■ Directive ■
Of all the lines here, how many include the string "Διοίκηση"? Answer with the number only.

■ Input for this task ■
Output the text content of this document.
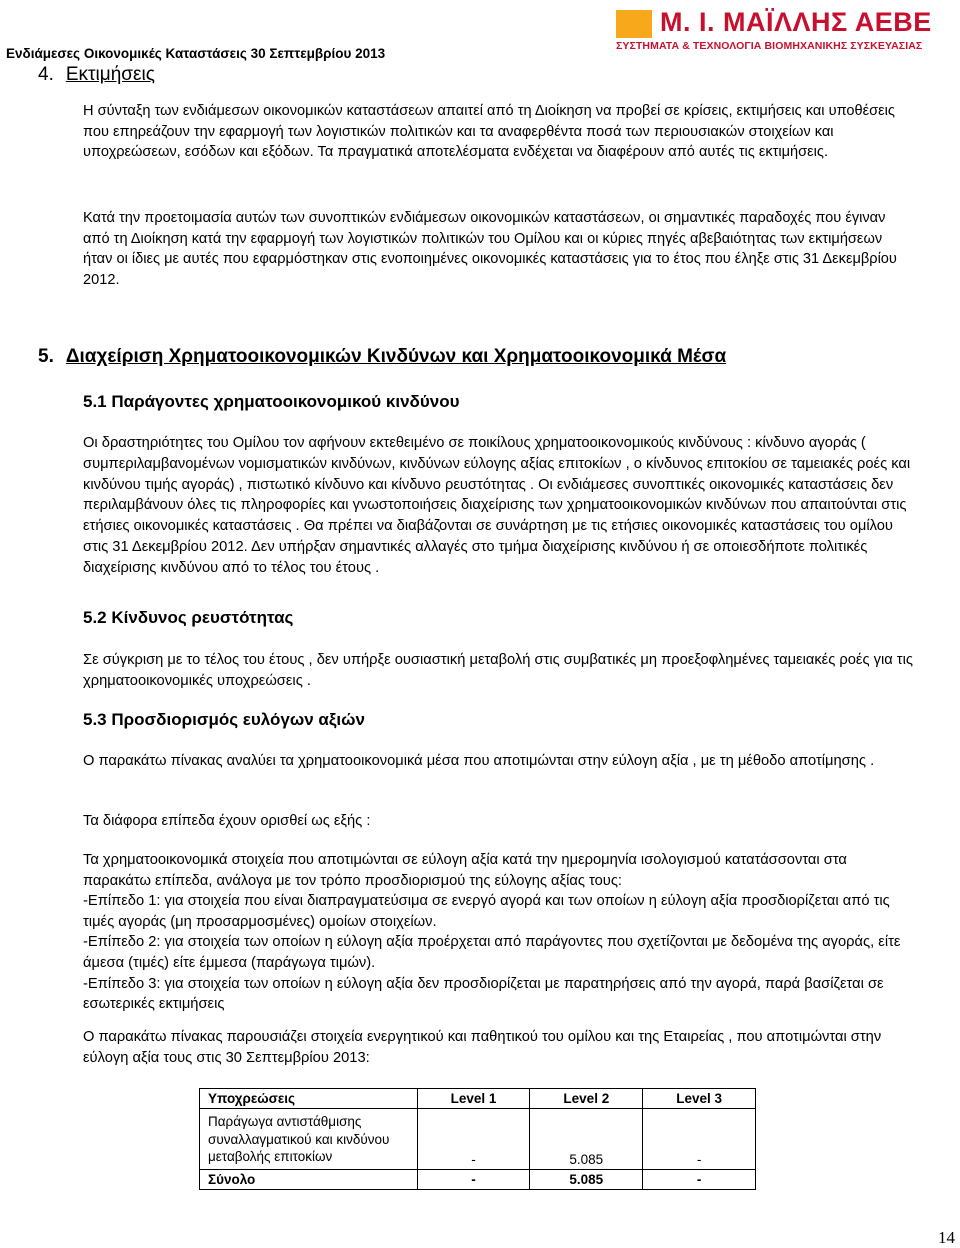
Μ. Ι. ΜΑΪΛΛΗΣ ΑΕΒΕ
ΣΥΣΤΗΜΑΤΑ & ΤΕΧΝΟΛΟΓΙΑ ΒΙΟΜΗΧΑΝΙΚΗΣ ΣΥΣΚΕΥΑΣΙΑΣ
Ενδιάμεσες Οικονομικές Καταστάσεις 30 Σεπτεμβρίου 2013
4. Εκτιμήσεις

Η σύνταξη των ενδιάμεσων οικονομικών καταστάσεων απαιτεί από τη Διοίκηση να προβεί σε κρίσεις, εκτιμήσεις και υποθέσεις που επηρεάζουν την εφαρμογή των λογιστικών πολιτικών και τα αναφερθέντα ποσά των περιουσιακών στοιχείων και υποχρεώσεων, εσόδων και εξόδων. Τα πραγματικά αποτελέσματα ενδέχεται να διαφέρουν από αυτές τις εκτιμήσεις.

Κατά την προετοιμασία αυτών των συνοπτικών ενδιάμεσων οικονομικών καταστάσεων, οι σημαντικές παραδοχές που έγιναν από τη Διοίκηση κατά την εφαρμογή των λογιστικών πολιτικών του Ομίλου και οι κύριες πηγές αβεβαιότητας των εκτιμήσεων ήταν οι ίδιες με αυτές που εφαρμόστηκαν στις ενοποιημένες οικονομικές καταστάσεις για το έτος που έληξε στις 31 Δεκεμβρίου 2012.

5. Διαχείριση Χρηματοοικονομικών Κινδύνων και Χρηματοοικονομικά Μέσα
5.1 Παράγοντες χρηματοοικονομικού κινδύνου

Οι δραστηριότητες του Ομίλου τον αφήνουν εκτεθειμένο σε ποικίλους χρηματοοικονομικούς κινδύνους : κίνδυνο αγοράς ( συμπεριλαμβανομένων νομισματικών κινδύνων, κινδύνων εύλογης αξίας επιτοκίων , ο κίνδυνος επιτοκίου σε ταμειακές ροές και κινδύνου τιμής αγοράς) , πιστωτικό κίνδυνο και κίνδυνο ρευστότητας . Οι ενδιάμεσες συνοπτικές οικονομικές καταστάσεις δεν περιλαμβάνουν όλες τις πληροφορίες και γνωστοποιήσεις διαχείρισης των χρηματοοικονομικών κινδύνων που απαιτούνται στις ετήσιες οικονομικές καταστάσεις . Θα πρέπει να διαβάζονται σε συνάρτηση με τις ετήσιες οικονομικές καταστάσεις του ομίλου στις 31 Δεκεμβρίου 2012. Δεν υπήρξαν σημαντικές αλλαγές στο τμήμα διαχείρισης κινδύνου ή σε οποιεσδήποτε πολιτικές διαχείρισης κινδύνου από το τέλος του έτους .

5.2 Κίνδυνος ρευστότητας

Σε σύγκριση με το τέλος του έτους , δεν υπήρξε ουσιαστική μεταβολή στις συμβατικές μη προεξοφλημένες ταμειακές ροές για τις χρηματοοικονομικές υποχρεώσεις .

5.3 Προσδιορισμός ευλόγων αξιών

Ο παρακάτω πίνακας αναλύει τα χρηματοοικονομικά μέσα που αποτιμώνται στην εύλογη αξία , με τη μέθοδο αποτίμησης .

Τα διάφορα επίπεδα έχουν ορισθεί ως εξής :

Τα χρηματοοικονομικά στοιχεία που αποτιμώνται σε εύλογη αξία κατά την ημερομηνία ισολογισμού κατατάσσονται στα παρακάτω επίπεδα, ανάλογα με τον τρόπο προσδιορισμού της εύλογης αξίας τους:
-Επίπεδο 1: για στοιχεία που είναι διαπραγματεύσιμα σε ενεργό αγορά και των οποίων η εύλογη αξία προσδιορίζεται από τις τιμές αγοράς (μη προσαρμοσμένες) ομοίων στοιχείων.
-Επίπεδο 2: για στοιχεία των οποίων η εύλογη αξία προέρχεται από παράγοντες που σχετίζονται με δεδομένα της αγοράς, είτε άμεσα (τιμές) είτε έμμεσα (παράγωγα τιμών).
-Επίπεδο 3: για στοιχεία των οποίων η εύλογη αξία δεν προσδιορίζεται με παρατηρήσεις από την αγορά, παρά βασίζεται σε εσωτερικές εκτιμήσεις

Ο παρακάτω πίνακας παρουσιάζει στοιχεία ενεργητικού και παθητικού του ομίλου και της Εταιρείας , που αποτιμώνται στην εύλογη αξία τους στις 30 Σεπτεμβρίου 2013:

Υποχρεώσεις	Level 1	Level 2	Level 3
Παράγωγα αντιστάθμισης συναλλαγματικού και κινδύνου μεταβολής επιτοκίων	-	5.085	-
Σύνολο	-	5.085	-
14
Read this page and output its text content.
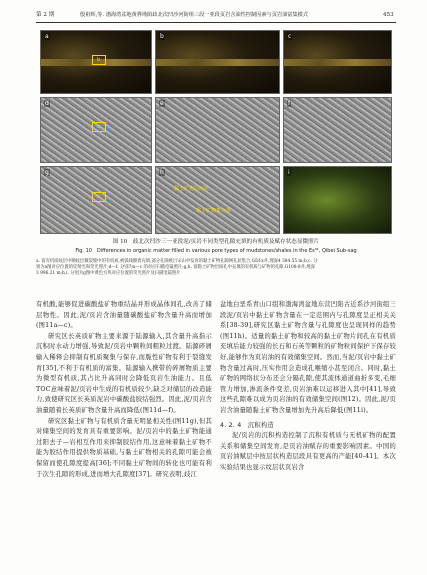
第 2 期	殷祖辉,等. 渤海湾盆地黄骅坳陷歧北次凹沙河街组三段一亚段页岩含油性控制因素与页岩油富集模式	453
a
b
b	c
d
e
e	f
g
h
h
黏土矿物层间孔
黏土矿物集合体
i
图 10　歧北次凹沙三一亚段泥/页岩不同类型孔隙充填的有机质及赋存状态显微照片
Fig. 10　Differences in organic matter filled in various pore types of mudstones/shales in the Es³¹, Qibei Sub-sag
a. 富有机质纹层中顺纹层微裂缝中的有机质,被弧线圈着充填,部分孔隙被吕宋山中发育的黏土矿物孔隙网孔状集合,GD1x井,埋深4 384.55 m;b,c. 分
别为a图对应位置的反射光和荧光照片;d—f. 分别为a—c 的对应扫描电镜照片;g,h. 富黏土矿物层间孔中充填的有机质与矿物的孔隙,G108-8井,埋深
3 996.21 m;h,i. 分别为g图中黄色方块对应位置的荧光照片及扫描电镜照片

有机酸,能够促进碳酸盐矿物重结晶并形成晶体间孔,改善了储层物性。因此,泥/页岩含油量随碳酸盐矿物含量升高而增加(图11a—c)。

研究区长英质矿物主要来源于陆源输入,其含量升高指示沉积时水动力增强,导致泥/页岩中颗粒间粗粒过渡。陆源碎屑输入稀释会抑制有机质聚集与保存,而脆性矿物有利于裂缝发育[35],不利于有机质的富集。陆源输入携带的碎屑物质主要为微型有机质,其占比升高同时会降低页岩生油能力。且低TOC意味着泥/页岩中生成的有机质较少,缺乏对储层的改造能力,致使研究区长英质泥岩中碳酸盐胶结强烈。因此,泥/页岩含油量随着长英质矿物含量升高而降低(图11d—f)。

研究区黏土矿物与有机质含量无明显相关性(图11g),但其对储集空间的发育具有重要影响。泥/页岩中的黏土矿物能通过阳去子—岩相互作用来抑制胶结作用,这意味着黏土矿物不能为胶结作用提供物质基础,与黏土矿物相关的孔隙可能会被保留而使孔隙度提高[36];不同黏土矿物间的转化也可能有利于次生孔隙的形成,进而增大孔隙度[37]。研究表明,歧江

盆地白垩系青山口组和渤海湾盆地东营凹陷古近系沙河街组三段泥/页岩中黏土矿物含量在一定范围内与孔隙度呈正相关关系[38-39],研究区黏土矿物含量与孔隙度也呈现同样的趋势(图11h)。适量的黏土矿物和较高的黏土矿物片间孔在有机质充填后能力较强的长石和石英等颗粒的矿物粒间保护下保存较好,能够作为页岩油的有效储集空间。然而,当泥/页岩中黏土矿物含量过高时,压实作用会造成孔喉缩小甚至闭合。同时,黏土矿物的网络状分布还会分隔孔隙,使其流体通道曲折多变,毛细管力增加,渗流条件变差,页岩油难以运移进入其中[41],导致这些孔隙难以成为页岩油的有效储集空间(图12)。因此,泥/页岩含油量随黏土矿物含量增加先升高后降低(图11i)。

4. 2. 4　沉积构造

泥/页岩的沉积构造控制了沉积有机质与无机矿物的配置关系和储集空间发育,是页岩油赋存的重要影响因素。中国的页岩油赋层中按层状构造层段具有更高的产能[40-41]。本次实验结果也显示纹层状页岩含
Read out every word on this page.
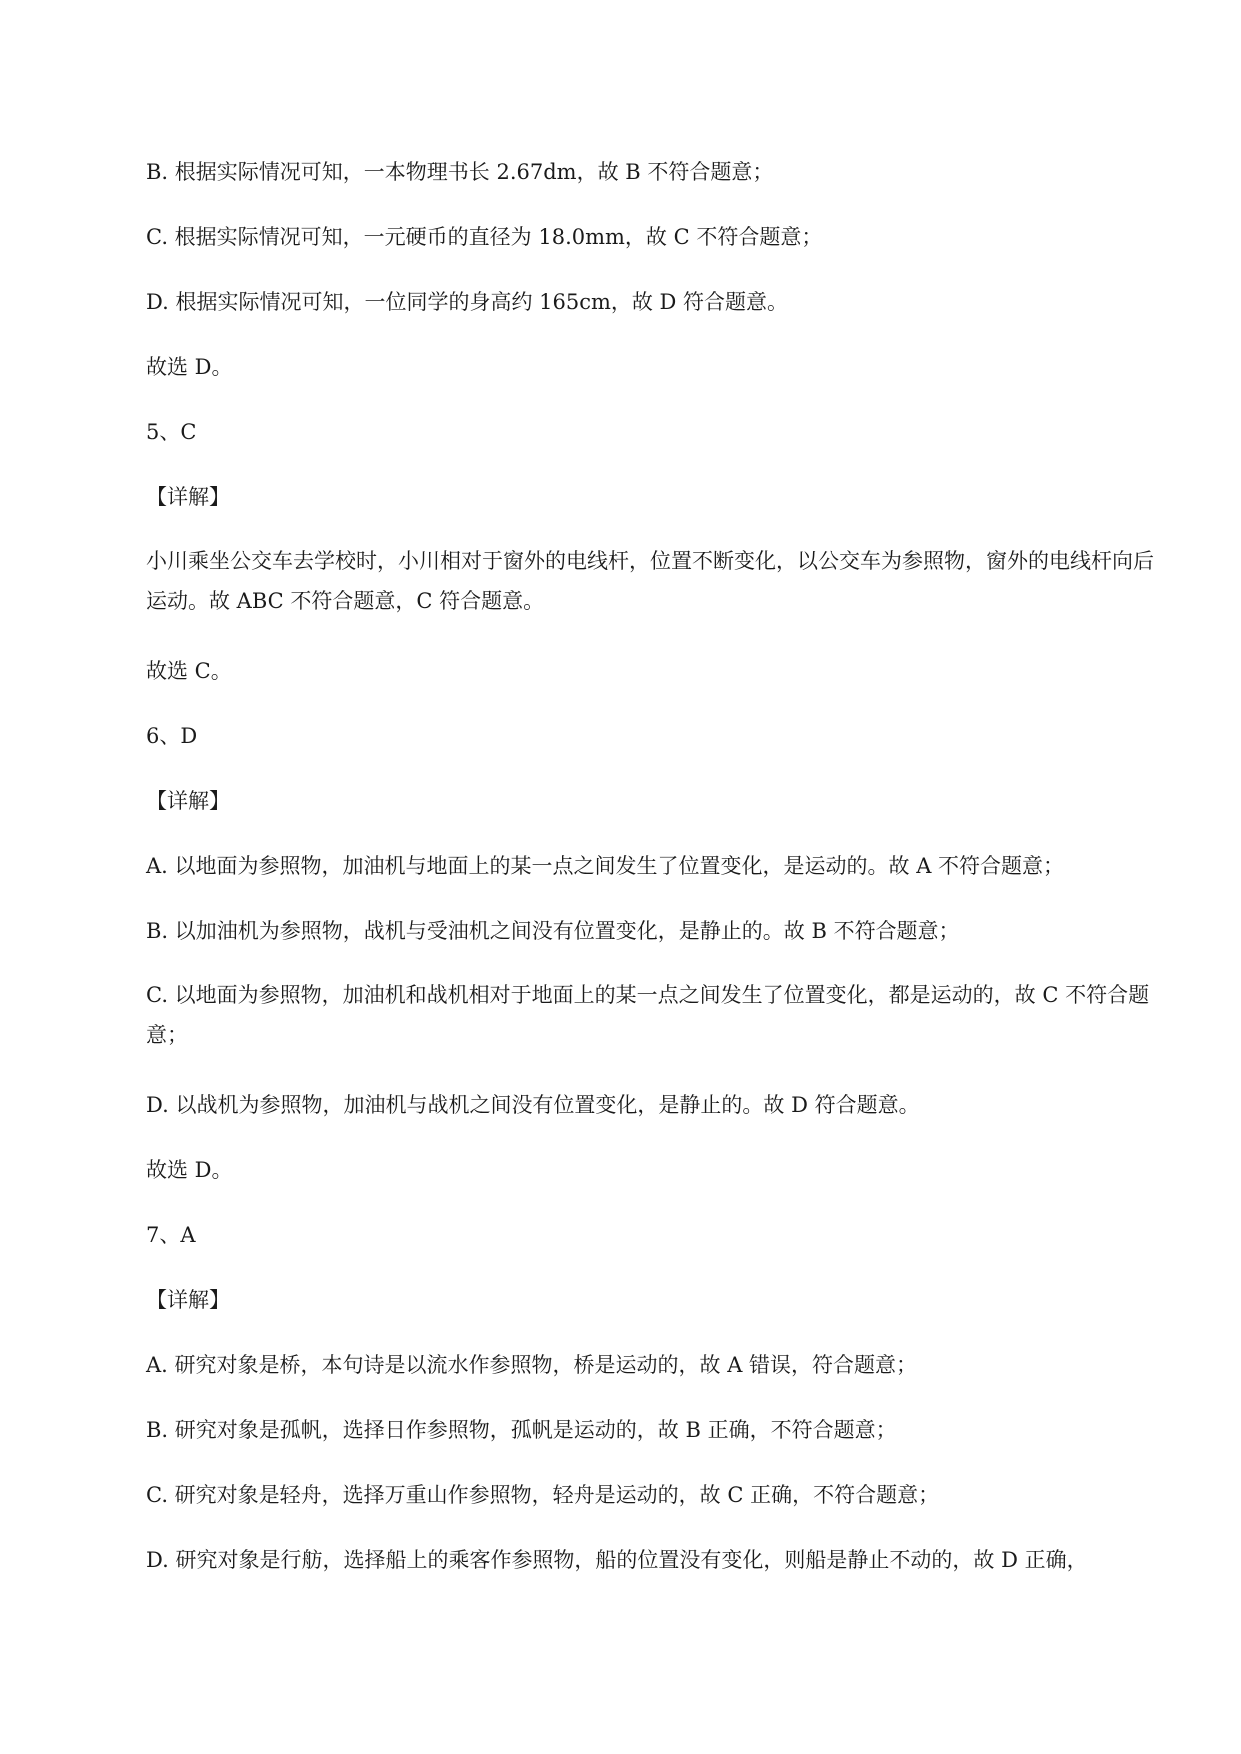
B. 根据实际情况可知，一本物理书长 2.67dm，故 B 不符合题意；
C. 根据实际情况可知，一元硬币的直径为 18.0mm，故 C 不符合题意；
D. 根据实际情况可知，一位同学的身高约 165cm，故 D 符合题意。
故选 D。
5、C
【详解】
小川乘坐公交车去学校时，小川相对于窗外的电线杆，位置不断变化，以公交车为参照物，窗外的电线杆向后运动。故 ABC 不符合题意，C 符合题意。
故选 C。
6、D
【详解】
A. 以地面为参照物，加油机与地面上的某一点之间发生了位置变化，是运动的。故 A 不符合题意；
B. 以加油机为参照物，战机与受油机之间没有位置变化，是静止的。故 B 不符合题意；
C. 以地面为参照物，加油机和战机相对于地面上的某一点之间发生了位置变化，都是运动的，故 C 不符合题意；
D. 以战机为参照物，加油机与战机之间没有位置变化，是静止的。故 D 符合题意。
故选 D。
7、A
【详解】
A. 研究对象是桥，本句诗是以流水作参照物，桥是运动的，故 A 错误，符合题意；
B. 研究对象是孤帆，选择日作参照物，孤帆是运动的，故 B 正确，不符合题意；
C. 研究对象是轻舟，选择万重山作参照物，轻舟是运动的，故 C 正确，不符合题意；
D. 研究对象是行舫，选择船上的乘客作参照物，船的位置没有变化，则船是静止不动的，故 D 正确，
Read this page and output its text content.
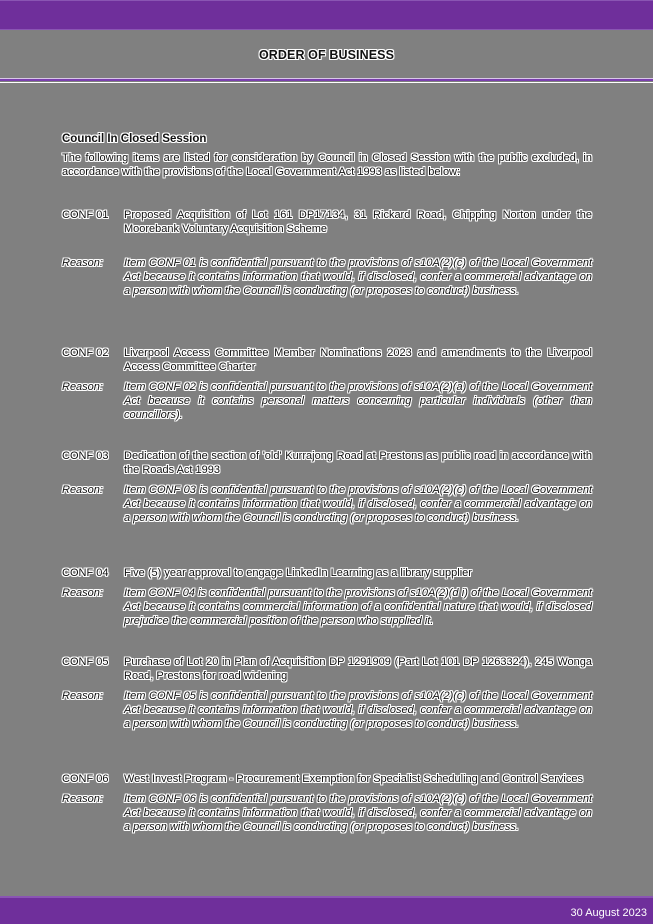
ORDER OF BUSINESS

Council In Closed Session

The following items are listed for consideration by Council in Closed Session with the public excluded, in accordance with the provisions of the Local Government Act 1993 as listed below:

CONF 01	Proposed Acquisition of Lot 161 DP17134, 31 Rickard Road, Chipping Norton under the Moorebank Voluntary Acquisition Scheme
Reason:	Item CONF 01 is confidential pursuant to the provisions of s10A(2)(c) of the Local Government Act because it contains information that would, if disclosed, confer a commercial advantage on a person with whom the Council is conducting (or proposes to conduct) business.
CONF 02	Liverpool Access Committee Member Nominations 2023 and amendments to the Liverpool Access Committee Charter
Reason:	Item CONF 02 is confidential pursuant to the provisions of s10A(2)(a) of the Local Government Act because it contains personal matters concerning particular individuals (other than councillors).
CONF 03	Dedication of the section of 'old' Kurrajong Road at Prestons as public road in accordance with the Roads Act 1993
Reason:	Item CONF 03 is confidential pursuant to the provisions of s10A(2)(c) of the Local Government Act because it contains information that would, if disclosed, confer a commercial advantage on a person with whom the Council is conducting (or proposes to conduct) business.
CONF 04	Five (5) year approval to engage LinkedIn Learning as a library supplier
Reason:	Item CONF 04 is confidential pursuant to the provisions of s10A(2)(d i) of the Local Government Act because it contains commercial information of a confidential nature that would, if disclosed prejudice the commercial position of the person who supplied it.
CONF 05	Purchase of Lot 20 in Plan of Acquisition DP 1291909 (Part Lot 101 DP 1263324), 245 Wonga Road, Prestons for road widening
Reason:	Item CONF 05 is confidential pursuant to the provisions of s10A(2)(c) of the Local Government Act because it contains information that would, if disclosed, confer a commercial advantage on a person with whom the Council is conducting (or proposes to conduct) business.
CONF 06	West Invest Program - Procurement Exemption for Specialist Scheduling and Control Services
Reason:	Item CONF 06 is confidential pursuant to the provisions of s10A(2)(c) of the Local Government Act because it contains information that would, if disclosed, confer a commercial advantage on a person with whom the Council is conducting (or proposes to conduct) business.
30 August 2023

■ Task output ■
2